- **Aim of the task**: Transcribe every line of the records verbatim.

- **Supplied information**:
##########
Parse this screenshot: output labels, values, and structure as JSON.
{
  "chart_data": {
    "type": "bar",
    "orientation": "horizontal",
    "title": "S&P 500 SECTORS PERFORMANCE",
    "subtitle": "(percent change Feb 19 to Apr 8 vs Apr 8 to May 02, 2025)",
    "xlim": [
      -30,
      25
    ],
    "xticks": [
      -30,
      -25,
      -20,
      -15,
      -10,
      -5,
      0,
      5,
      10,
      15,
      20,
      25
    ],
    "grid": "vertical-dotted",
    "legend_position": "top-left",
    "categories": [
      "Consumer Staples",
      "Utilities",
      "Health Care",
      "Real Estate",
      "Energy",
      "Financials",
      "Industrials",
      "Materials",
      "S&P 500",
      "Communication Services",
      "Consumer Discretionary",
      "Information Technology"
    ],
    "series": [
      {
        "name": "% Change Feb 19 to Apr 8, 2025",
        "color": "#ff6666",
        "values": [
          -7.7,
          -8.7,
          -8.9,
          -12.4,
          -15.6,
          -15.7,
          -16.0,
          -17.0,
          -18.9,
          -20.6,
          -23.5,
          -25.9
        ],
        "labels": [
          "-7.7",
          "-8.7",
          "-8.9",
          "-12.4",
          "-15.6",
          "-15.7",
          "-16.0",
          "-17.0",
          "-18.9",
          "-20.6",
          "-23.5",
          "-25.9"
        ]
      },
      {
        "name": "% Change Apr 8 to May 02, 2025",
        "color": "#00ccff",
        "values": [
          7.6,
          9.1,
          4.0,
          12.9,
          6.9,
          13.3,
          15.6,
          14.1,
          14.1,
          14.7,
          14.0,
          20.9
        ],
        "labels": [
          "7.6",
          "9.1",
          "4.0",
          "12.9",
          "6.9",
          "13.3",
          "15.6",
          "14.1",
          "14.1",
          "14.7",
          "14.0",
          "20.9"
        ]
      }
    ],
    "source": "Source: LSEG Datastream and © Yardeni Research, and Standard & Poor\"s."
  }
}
##########
- **In response**:
Parse this screenshot: output labels, values, and structure as JSON.
{
  "chart_data": {
    "type": "bar",
    "orientation": "horizontal",
    "title": "S&P 500 SECTORS PERFORMANCE",
    "subtitle": "(percent change Feb 19 to Apr 8 vs Apr 8 to May 02, 2025)",
    "xlim": [
      -30,
      25
    ],
    "xticks": [
      -30,
      -25,
      -20,
      -15,
      -10,
      -5,
      0,
      5,
      10,
      15,
      20,
      25
    ],
    "grid": "vertical-dotted",
    "legend_position": "top-left",
    "categories": [
      "Consumer Staples",
      "Utilities",
      "Health Care",
      "Real Estate",
      "Energy",
      "Financials",
      "Industrials",
      "Materials",
      "S&P 500",
      "Communication Services",
      "Consumer Discretionary",
      "Information Technology"
    ],
    "series": [
      {
        "name": "% Change Feb 19 to Apr 8, 2025",
        "color": "#ff6666",
        "values": [
          -7.7,
          -8.7,
          -8.9,
          -12.4,
          -15.6,
          -15.7,
          -16.0,
          -17.0,
          -18.9,
          -20.6,
          -23.5,
          -25.9
        ],
        "labels": [
          "-7.7",
          "-8.7",
          "-8.9",
          "-12.4",
          "-15.6",
          "-15.7",
          "-16.0",
          "-17.0",
          "-18.9",
          "-20.6",
          "-23.5",
          "-25.9"
        ]
      },
      {
        "name": "% Change Apr 8 to May 02, 2025",
        "color": "#00ccff",
        "values": [
          7.6,
          9.1,
          4.0,
          12.9,
          6.9,
          13.3,
          15.6,
          14.1,
          14.1,
          14.7,
          14.0,
          20.9
        ],
        "labels": [
          "7.6",
          "9.1",
          "4.0",
          "12.9",
          "6.9",
          "13.3",
          "15.6",
          "14.1",
          "14.1",
          "14.7",
          "14.0",
          "20.9"
        ]
      }
    ],
    "source": "Source: LSEG Datastream and © Yardeni Research, and Standard & Poor\"s."
  }
}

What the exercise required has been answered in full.